Where a line contains the string "JSON", copy that line.

**EXERCISE DATA**:
□ □ □ □ □
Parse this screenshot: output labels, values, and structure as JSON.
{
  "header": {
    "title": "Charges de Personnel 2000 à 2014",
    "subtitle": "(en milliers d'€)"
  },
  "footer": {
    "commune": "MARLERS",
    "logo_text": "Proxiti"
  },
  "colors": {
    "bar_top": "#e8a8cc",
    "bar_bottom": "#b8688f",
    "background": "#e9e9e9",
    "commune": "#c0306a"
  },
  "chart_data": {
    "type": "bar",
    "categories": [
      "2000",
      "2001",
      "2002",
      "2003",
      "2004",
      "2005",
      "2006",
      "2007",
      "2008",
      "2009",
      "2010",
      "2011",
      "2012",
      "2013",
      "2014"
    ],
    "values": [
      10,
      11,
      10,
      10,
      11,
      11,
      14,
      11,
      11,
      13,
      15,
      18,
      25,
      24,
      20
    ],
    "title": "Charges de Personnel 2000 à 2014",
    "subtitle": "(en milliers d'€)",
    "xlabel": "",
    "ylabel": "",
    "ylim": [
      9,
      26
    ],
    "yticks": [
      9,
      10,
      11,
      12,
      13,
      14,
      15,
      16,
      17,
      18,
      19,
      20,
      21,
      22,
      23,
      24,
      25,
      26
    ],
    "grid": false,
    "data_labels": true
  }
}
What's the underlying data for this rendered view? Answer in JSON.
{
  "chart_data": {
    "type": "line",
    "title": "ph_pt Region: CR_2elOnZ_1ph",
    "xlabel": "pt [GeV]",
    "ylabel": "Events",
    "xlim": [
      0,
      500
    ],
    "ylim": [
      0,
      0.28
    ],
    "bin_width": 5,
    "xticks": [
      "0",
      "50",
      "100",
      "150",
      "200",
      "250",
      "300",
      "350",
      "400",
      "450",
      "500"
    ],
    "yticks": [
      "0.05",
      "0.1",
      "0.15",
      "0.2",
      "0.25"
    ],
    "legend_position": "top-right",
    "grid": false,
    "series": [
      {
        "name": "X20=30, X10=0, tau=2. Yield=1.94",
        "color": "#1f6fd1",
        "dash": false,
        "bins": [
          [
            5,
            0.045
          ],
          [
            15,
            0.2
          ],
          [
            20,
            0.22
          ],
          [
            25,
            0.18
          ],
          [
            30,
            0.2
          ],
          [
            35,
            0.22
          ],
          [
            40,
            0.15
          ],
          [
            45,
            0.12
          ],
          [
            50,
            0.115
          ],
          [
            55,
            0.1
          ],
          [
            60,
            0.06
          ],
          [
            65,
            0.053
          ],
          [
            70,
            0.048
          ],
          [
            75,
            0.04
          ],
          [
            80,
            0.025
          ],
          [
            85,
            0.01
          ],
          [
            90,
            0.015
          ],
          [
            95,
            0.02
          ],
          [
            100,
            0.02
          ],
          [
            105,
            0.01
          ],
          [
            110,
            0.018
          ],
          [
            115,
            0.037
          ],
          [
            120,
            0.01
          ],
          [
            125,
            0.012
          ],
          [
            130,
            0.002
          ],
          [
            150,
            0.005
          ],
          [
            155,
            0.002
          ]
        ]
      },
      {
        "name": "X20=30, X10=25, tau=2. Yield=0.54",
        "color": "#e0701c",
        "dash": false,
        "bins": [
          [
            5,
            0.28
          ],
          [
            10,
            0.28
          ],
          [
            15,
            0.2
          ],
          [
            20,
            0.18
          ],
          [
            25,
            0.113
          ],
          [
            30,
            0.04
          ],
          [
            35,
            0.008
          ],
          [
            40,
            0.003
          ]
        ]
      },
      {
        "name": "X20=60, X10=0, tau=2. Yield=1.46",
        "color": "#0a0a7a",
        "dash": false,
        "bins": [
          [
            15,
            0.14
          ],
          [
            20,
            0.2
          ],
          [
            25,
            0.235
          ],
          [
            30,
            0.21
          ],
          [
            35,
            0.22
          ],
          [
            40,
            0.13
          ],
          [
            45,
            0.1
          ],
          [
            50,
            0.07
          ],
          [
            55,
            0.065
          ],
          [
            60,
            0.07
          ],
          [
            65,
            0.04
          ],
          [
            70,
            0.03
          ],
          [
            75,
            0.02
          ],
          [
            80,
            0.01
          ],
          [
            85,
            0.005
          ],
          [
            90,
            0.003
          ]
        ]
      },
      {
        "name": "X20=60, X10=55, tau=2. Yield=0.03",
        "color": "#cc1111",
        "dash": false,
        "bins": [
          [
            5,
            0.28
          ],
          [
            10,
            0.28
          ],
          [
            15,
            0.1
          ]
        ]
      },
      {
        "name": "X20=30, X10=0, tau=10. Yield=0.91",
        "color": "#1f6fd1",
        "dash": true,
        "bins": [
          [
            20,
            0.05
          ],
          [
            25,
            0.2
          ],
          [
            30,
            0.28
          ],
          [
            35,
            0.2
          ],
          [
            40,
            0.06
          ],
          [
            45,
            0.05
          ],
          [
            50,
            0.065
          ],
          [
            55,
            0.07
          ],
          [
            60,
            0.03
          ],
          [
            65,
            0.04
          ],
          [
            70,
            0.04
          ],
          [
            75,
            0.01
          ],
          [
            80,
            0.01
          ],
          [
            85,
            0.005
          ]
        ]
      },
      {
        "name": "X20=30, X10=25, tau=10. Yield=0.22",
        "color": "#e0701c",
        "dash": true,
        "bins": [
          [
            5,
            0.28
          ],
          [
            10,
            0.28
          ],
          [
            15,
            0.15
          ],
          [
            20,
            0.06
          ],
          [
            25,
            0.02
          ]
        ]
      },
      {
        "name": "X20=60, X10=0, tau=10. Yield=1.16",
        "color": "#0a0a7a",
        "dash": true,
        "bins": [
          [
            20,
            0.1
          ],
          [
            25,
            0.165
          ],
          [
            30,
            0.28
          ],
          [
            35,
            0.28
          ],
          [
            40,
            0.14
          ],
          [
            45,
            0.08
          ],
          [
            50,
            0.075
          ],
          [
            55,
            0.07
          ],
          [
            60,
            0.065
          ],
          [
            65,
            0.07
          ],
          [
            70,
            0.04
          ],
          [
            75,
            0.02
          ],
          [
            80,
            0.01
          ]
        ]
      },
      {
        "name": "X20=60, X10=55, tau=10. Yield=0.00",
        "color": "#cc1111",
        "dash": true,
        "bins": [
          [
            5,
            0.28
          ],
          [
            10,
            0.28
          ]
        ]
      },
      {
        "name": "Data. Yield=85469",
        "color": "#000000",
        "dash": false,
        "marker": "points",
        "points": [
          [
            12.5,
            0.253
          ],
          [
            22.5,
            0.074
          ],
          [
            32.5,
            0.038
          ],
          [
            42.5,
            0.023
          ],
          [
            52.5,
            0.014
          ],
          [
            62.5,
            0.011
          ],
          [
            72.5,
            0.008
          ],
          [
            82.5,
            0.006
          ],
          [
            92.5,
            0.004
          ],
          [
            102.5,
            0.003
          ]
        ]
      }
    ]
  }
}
□ □ □ □ □
**ANSWER TO THIS TASK**:
Parse this screenshot: output labels, values, and structure as JSON.
What's the underlying data for this rendered view? Answer in JSON.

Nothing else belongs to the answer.